<<<<
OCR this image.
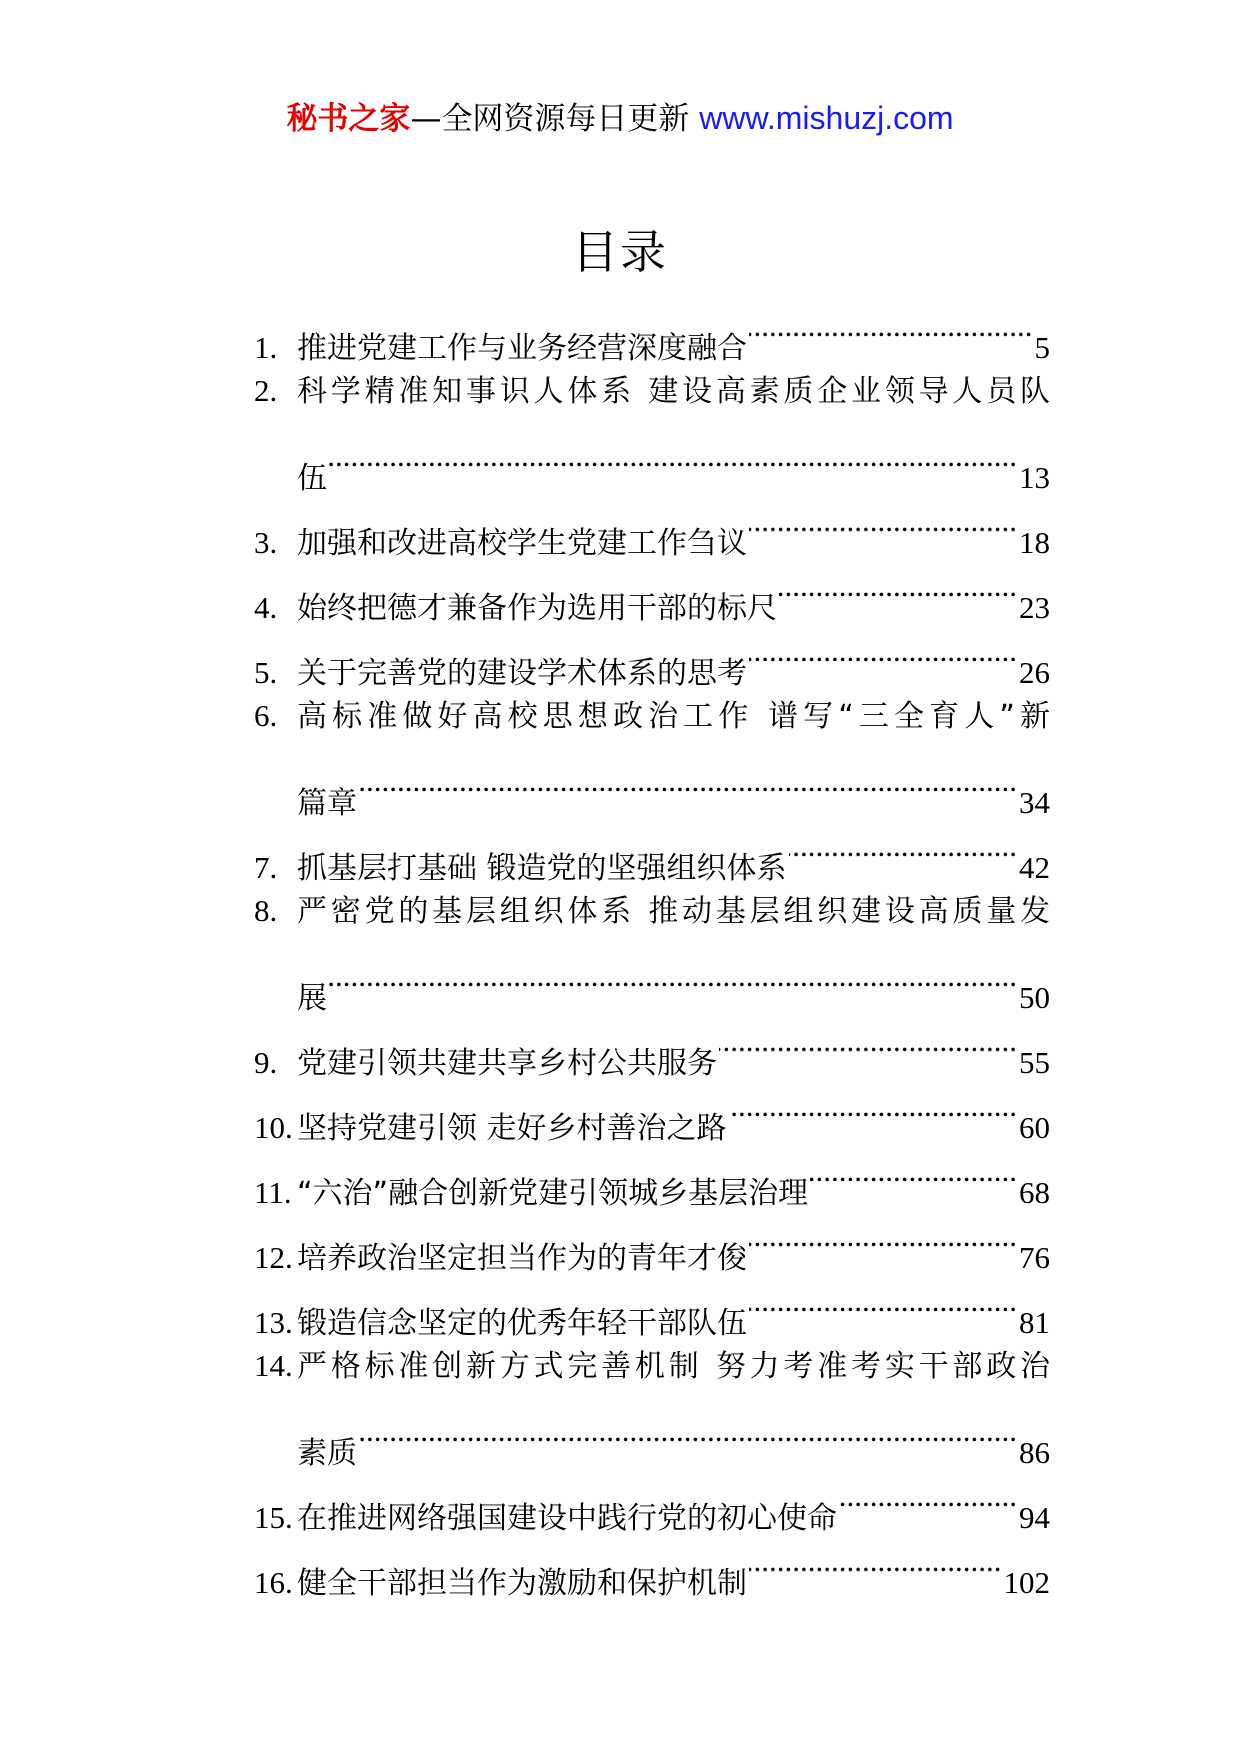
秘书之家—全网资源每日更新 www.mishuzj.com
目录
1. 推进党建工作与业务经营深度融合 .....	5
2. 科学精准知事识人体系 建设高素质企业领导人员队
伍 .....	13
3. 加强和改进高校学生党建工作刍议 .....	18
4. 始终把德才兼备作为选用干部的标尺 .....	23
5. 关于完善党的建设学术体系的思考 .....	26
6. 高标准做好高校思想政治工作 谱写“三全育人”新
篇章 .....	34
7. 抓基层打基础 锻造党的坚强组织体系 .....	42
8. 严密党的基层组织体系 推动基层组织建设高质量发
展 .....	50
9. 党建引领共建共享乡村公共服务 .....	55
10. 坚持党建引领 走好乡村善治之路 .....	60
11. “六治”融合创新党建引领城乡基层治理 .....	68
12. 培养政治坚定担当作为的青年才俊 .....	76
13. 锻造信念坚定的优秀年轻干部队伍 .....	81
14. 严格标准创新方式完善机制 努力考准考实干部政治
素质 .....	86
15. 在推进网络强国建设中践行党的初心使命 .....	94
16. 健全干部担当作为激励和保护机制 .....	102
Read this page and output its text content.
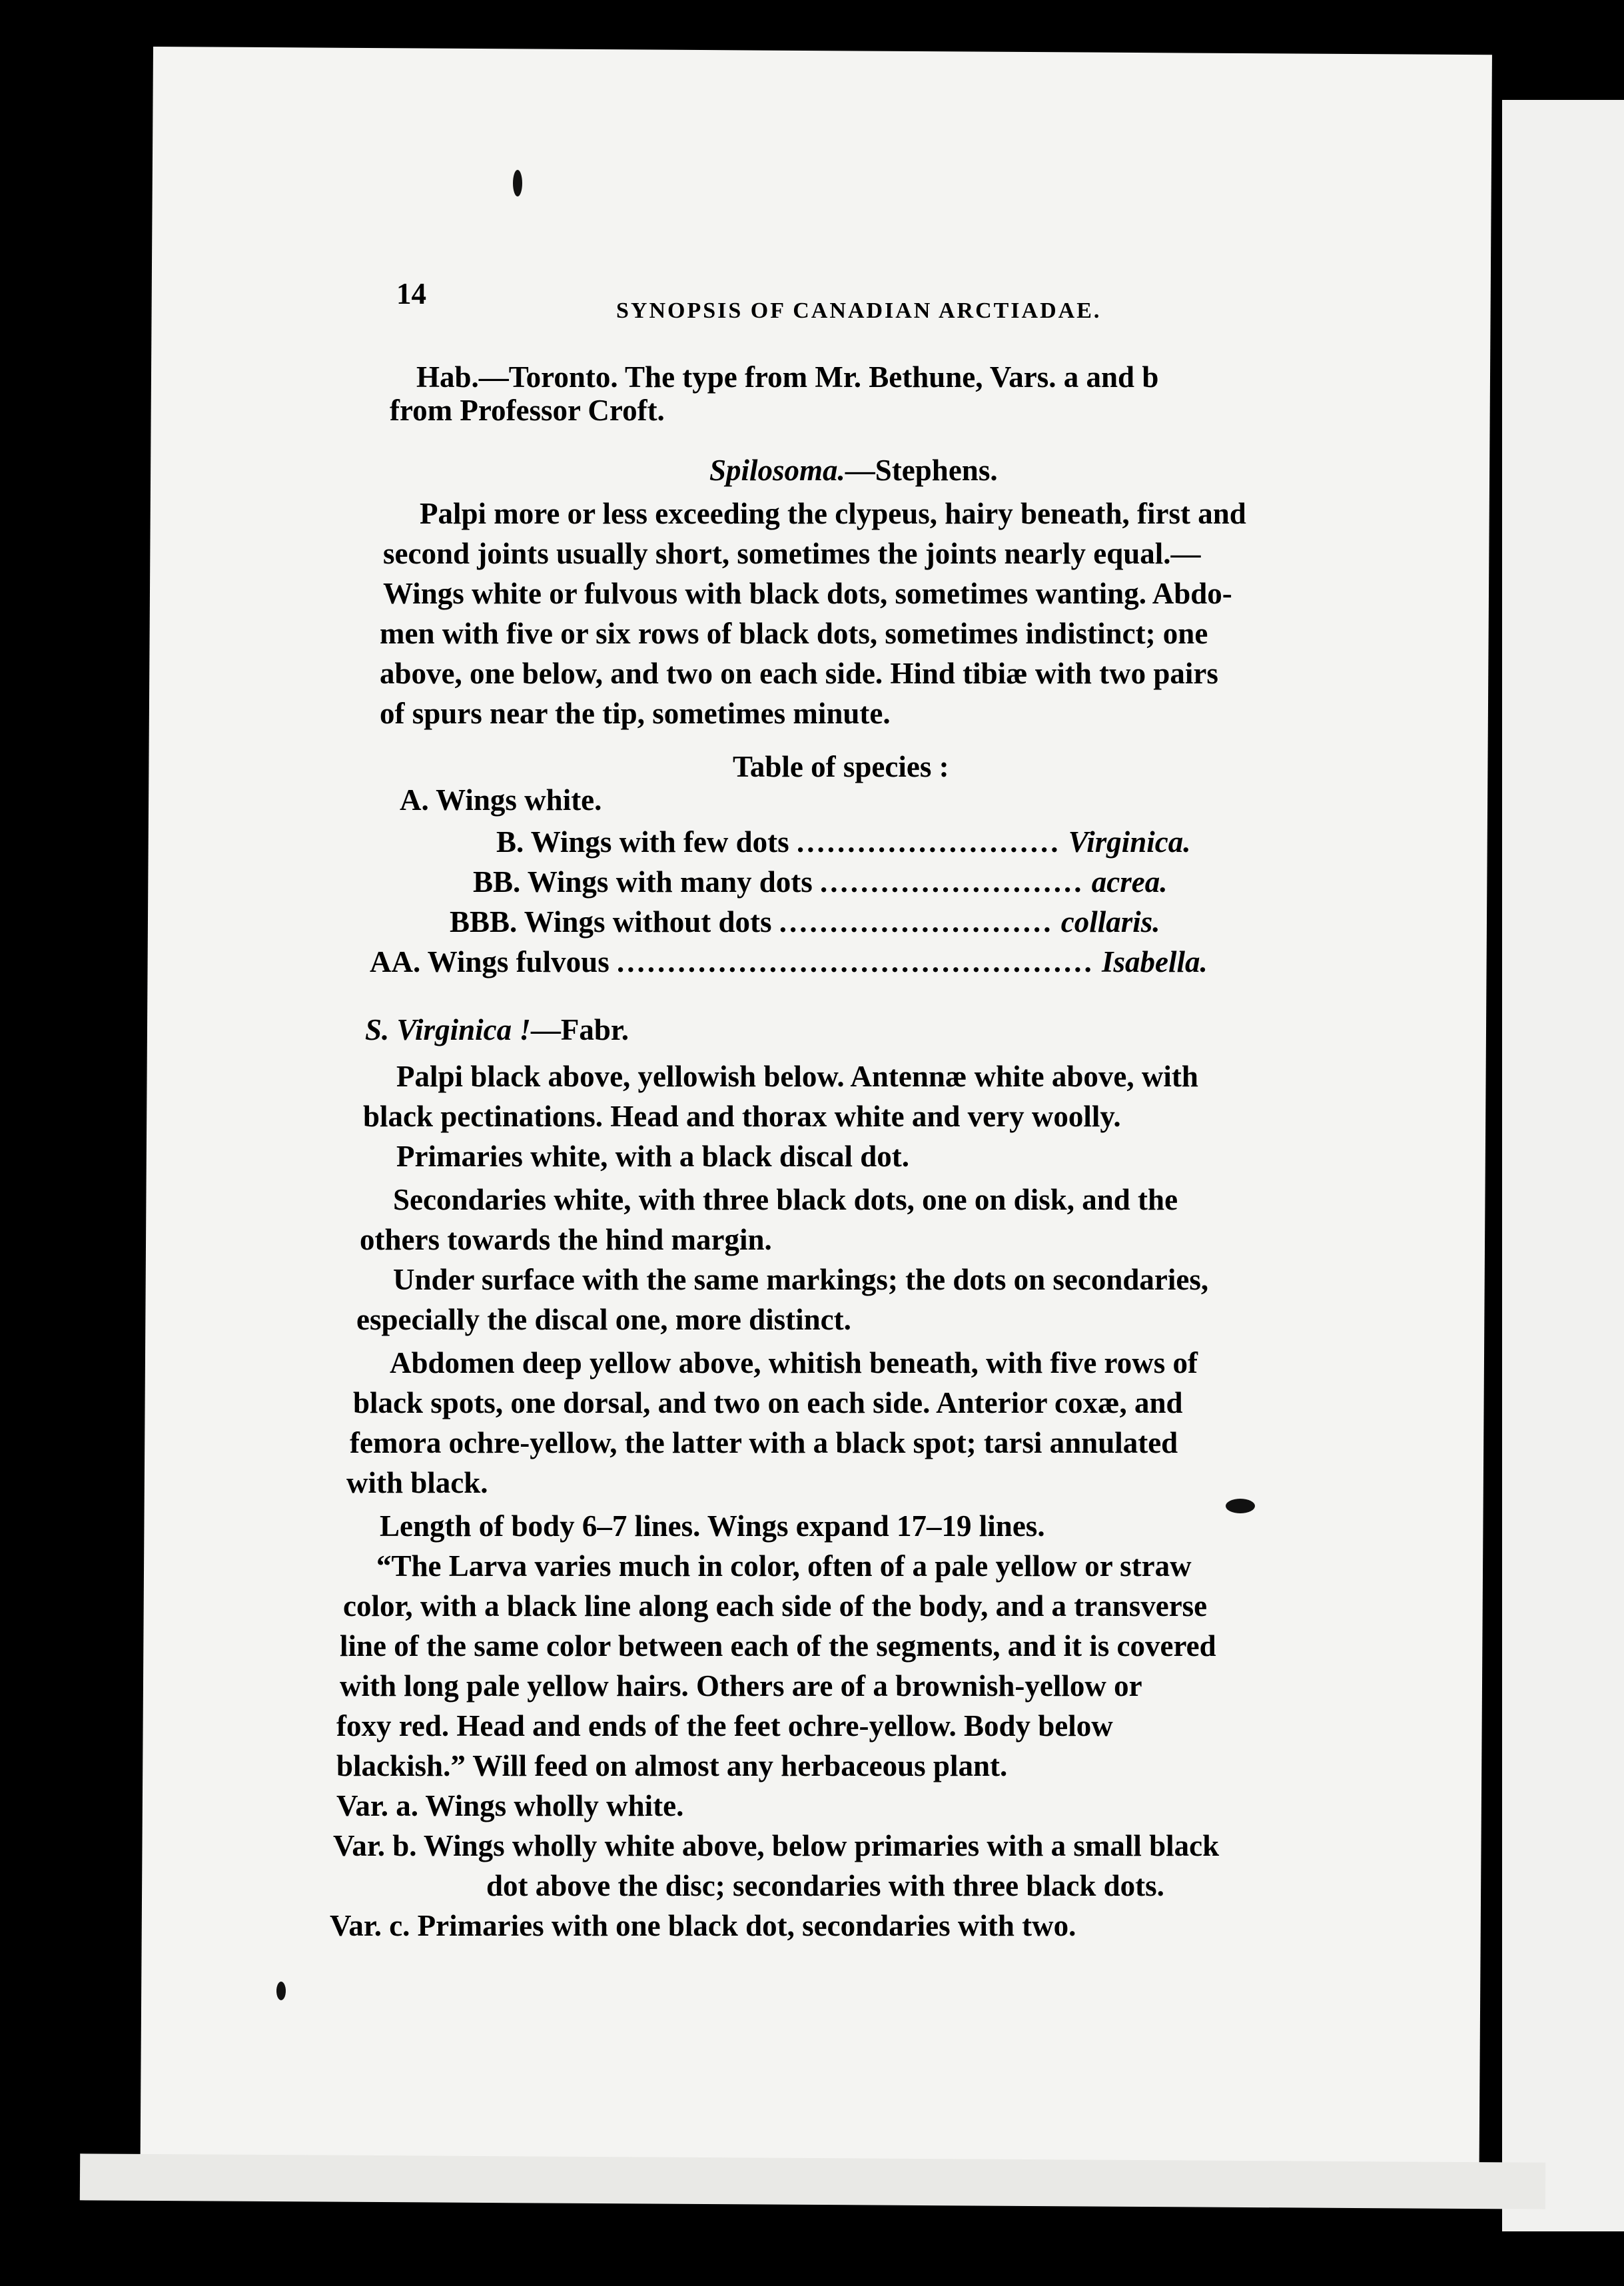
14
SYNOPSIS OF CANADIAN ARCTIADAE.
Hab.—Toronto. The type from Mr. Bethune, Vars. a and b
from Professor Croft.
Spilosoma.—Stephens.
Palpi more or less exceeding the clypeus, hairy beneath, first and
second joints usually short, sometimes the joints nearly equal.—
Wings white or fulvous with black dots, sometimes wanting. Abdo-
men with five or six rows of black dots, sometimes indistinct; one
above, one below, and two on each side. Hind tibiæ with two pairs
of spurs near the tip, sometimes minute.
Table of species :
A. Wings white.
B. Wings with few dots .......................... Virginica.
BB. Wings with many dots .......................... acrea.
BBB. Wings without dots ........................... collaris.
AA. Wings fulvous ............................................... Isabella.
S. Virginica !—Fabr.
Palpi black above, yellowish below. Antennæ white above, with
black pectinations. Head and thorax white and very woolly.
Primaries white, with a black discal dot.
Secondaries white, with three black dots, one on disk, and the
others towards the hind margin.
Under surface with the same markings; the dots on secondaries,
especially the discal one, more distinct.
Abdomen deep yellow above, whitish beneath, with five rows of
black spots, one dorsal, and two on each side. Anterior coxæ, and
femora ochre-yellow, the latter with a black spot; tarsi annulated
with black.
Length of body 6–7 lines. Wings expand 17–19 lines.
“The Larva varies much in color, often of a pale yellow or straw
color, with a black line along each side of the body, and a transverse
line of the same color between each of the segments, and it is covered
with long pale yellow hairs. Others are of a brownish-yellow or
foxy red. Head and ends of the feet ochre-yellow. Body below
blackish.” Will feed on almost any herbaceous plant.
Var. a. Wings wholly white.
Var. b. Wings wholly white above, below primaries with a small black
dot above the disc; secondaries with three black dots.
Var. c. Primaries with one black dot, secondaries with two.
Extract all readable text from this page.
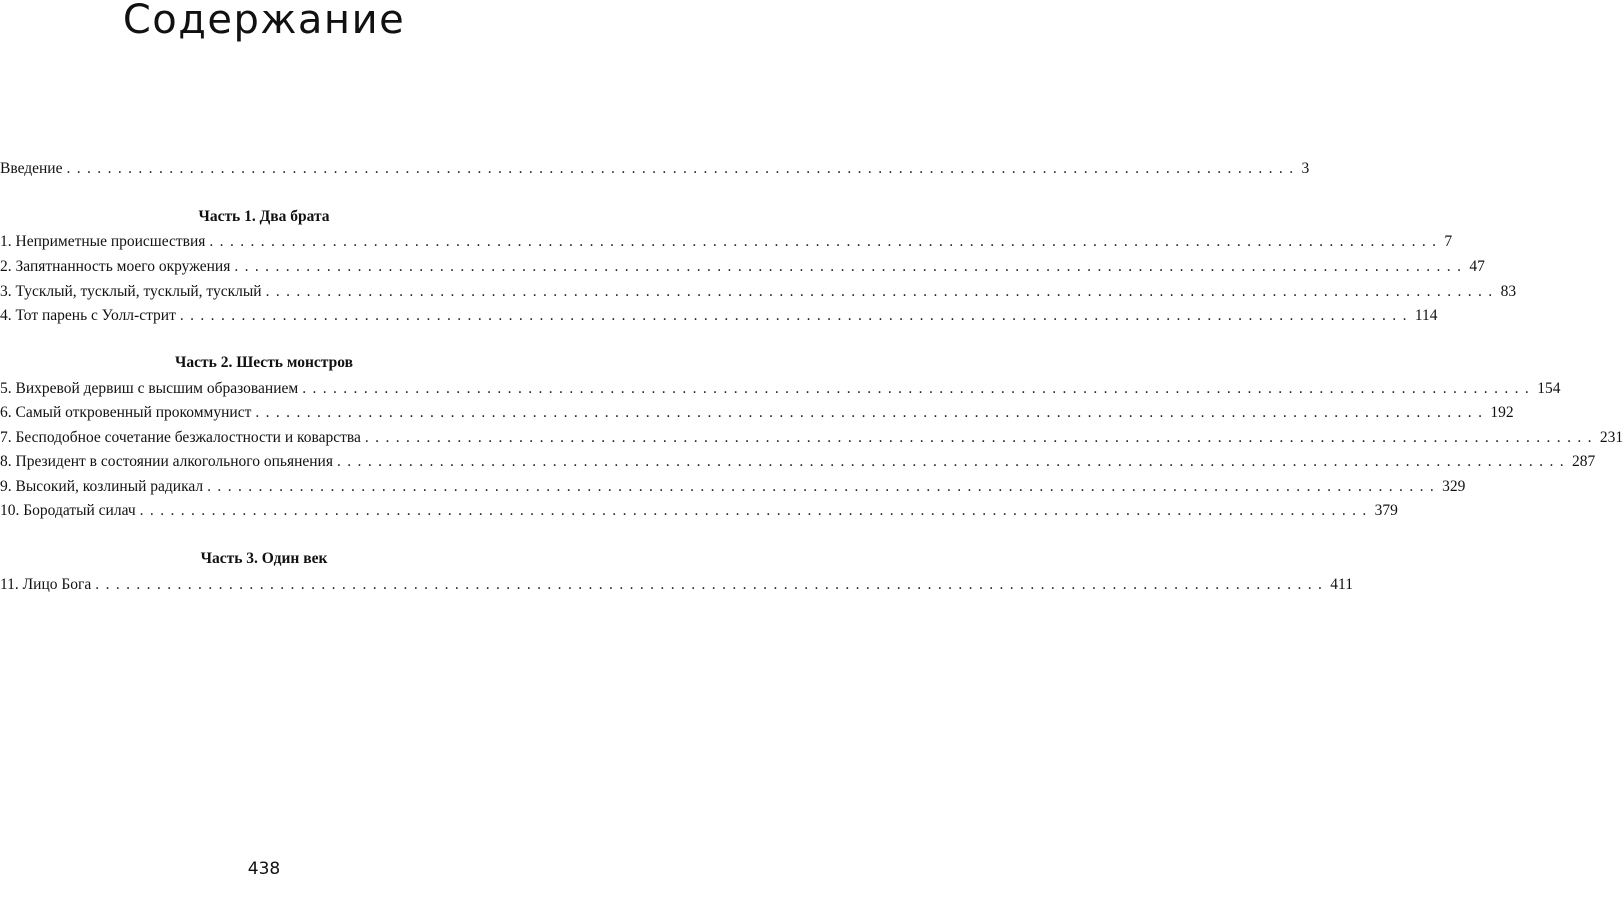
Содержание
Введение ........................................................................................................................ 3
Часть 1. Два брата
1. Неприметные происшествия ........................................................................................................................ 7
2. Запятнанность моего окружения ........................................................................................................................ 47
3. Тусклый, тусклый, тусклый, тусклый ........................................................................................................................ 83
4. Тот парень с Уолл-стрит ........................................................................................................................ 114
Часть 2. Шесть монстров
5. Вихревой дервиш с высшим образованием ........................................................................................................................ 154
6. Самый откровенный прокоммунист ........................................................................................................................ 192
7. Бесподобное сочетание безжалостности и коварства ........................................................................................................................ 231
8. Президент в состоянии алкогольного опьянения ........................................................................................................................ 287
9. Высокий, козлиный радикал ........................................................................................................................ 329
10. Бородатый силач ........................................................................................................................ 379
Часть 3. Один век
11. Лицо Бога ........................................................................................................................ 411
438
>>>>
Determine how many lines in the records contain "Head", and reply with the number only.

## Complete answer
2